Records to process »

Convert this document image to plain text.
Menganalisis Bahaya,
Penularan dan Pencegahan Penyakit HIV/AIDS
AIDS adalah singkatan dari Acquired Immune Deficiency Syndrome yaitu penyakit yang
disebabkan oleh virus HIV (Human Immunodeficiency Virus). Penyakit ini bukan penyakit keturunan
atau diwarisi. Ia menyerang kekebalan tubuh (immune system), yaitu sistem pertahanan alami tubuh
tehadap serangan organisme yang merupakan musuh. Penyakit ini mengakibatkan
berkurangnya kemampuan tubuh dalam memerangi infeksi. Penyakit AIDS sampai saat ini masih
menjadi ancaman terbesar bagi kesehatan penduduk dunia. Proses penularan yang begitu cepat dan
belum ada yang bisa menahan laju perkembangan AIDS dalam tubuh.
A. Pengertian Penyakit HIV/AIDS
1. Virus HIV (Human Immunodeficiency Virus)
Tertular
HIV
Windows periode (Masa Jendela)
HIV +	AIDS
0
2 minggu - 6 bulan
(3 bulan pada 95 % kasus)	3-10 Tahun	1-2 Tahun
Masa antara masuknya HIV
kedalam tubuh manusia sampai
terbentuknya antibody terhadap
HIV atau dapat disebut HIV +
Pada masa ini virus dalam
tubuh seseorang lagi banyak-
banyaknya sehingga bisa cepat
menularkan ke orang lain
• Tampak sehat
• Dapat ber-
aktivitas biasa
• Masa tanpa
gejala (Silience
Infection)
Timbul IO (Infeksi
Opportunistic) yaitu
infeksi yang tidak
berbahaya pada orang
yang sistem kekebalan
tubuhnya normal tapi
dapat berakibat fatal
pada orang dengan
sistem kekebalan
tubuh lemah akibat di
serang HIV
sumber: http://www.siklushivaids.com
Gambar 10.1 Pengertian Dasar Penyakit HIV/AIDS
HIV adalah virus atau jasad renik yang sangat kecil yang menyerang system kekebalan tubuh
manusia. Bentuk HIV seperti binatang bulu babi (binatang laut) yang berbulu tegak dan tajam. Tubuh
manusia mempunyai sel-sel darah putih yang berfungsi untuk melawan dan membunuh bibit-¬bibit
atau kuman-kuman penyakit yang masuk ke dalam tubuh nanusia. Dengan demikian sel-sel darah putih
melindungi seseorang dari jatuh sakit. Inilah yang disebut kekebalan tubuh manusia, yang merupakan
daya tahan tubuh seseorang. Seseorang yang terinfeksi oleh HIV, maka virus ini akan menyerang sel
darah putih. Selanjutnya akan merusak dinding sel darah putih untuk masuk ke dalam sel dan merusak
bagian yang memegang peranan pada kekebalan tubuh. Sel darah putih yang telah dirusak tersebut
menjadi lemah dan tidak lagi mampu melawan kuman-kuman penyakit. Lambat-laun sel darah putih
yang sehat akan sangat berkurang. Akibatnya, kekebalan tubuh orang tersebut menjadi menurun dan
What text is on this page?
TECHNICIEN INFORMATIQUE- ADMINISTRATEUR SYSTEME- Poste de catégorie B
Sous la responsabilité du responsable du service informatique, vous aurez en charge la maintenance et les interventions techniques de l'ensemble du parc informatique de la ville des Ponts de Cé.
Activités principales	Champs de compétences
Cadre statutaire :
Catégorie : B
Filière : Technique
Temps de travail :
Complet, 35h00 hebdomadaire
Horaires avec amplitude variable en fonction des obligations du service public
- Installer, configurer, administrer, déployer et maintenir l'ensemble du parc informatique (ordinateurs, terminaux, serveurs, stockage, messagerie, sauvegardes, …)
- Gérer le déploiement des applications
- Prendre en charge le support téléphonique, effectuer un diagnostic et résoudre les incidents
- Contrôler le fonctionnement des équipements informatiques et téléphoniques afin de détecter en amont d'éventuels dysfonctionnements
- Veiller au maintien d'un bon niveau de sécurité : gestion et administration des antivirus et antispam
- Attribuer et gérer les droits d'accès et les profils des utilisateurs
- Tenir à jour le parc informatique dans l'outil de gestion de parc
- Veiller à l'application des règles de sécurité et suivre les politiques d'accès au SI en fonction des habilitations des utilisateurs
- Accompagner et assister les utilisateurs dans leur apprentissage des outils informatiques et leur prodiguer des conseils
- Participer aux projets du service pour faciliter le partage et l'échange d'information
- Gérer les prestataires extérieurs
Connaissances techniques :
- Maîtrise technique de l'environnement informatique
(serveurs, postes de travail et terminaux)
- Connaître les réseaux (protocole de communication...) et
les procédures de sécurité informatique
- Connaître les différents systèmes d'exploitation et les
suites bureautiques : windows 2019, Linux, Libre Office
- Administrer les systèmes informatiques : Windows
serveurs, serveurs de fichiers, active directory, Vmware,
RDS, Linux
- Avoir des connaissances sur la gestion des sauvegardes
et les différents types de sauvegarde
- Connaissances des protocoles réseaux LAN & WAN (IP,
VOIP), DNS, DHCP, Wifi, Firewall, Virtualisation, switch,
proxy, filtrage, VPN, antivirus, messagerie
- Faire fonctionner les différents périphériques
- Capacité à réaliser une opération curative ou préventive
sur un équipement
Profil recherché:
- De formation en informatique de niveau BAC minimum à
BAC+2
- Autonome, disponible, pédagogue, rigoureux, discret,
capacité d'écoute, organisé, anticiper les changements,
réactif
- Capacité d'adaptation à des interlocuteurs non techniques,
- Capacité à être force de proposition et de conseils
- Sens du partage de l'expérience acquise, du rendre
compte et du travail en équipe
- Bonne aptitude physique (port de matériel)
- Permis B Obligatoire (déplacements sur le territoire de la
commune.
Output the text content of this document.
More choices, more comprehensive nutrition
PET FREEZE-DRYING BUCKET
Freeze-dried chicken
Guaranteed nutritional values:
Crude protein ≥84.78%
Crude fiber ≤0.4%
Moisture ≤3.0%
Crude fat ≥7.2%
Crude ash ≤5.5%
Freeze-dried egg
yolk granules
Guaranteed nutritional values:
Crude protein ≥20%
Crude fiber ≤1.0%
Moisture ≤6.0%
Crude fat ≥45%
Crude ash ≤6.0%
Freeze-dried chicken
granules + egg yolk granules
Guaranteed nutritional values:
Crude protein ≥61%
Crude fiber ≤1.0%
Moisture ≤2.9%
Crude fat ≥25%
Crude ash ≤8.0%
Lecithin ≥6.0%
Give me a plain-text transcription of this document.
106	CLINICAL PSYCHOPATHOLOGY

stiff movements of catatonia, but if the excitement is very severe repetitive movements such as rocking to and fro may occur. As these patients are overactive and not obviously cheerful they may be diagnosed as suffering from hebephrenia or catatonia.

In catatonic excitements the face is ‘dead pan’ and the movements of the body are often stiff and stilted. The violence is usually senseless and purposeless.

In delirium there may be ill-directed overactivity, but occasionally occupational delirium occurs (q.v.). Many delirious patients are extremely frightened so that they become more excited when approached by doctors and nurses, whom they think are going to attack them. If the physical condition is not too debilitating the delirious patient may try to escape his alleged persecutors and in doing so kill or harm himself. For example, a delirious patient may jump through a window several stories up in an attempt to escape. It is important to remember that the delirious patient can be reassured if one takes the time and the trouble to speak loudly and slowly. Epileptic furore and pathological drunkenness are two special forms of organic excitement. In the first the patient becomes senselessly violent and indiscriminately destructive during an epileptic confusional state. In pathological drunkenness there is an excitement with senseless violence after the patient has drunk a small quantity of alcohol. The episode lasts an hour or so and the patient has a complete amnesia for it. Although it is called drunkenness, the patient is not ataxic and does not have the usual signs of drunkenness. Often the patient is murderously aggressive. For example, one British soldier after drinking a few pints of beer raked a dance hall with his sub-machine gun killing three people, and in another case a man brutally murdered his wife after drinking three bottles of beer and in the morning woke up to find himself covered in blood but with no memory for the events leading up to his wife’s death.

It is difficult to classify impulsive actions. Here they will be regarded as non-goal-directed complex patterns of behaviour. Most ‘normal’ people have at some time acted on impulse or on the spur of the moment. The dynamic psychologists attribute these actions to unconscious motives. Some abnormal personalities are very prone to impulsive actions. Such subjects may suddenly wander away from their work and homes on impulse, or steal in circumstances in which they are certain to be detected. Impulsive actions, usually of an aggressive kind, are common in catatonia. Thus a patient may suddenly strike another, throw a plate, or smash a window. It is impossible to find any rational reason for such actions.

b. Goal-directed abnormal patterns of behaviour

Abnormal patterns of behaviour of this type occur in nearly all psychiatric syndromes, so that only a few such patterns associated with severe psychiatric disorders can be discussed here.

Your instructions » Count how many lines in the listing above hold "service". Supply only that number.

Result below » 3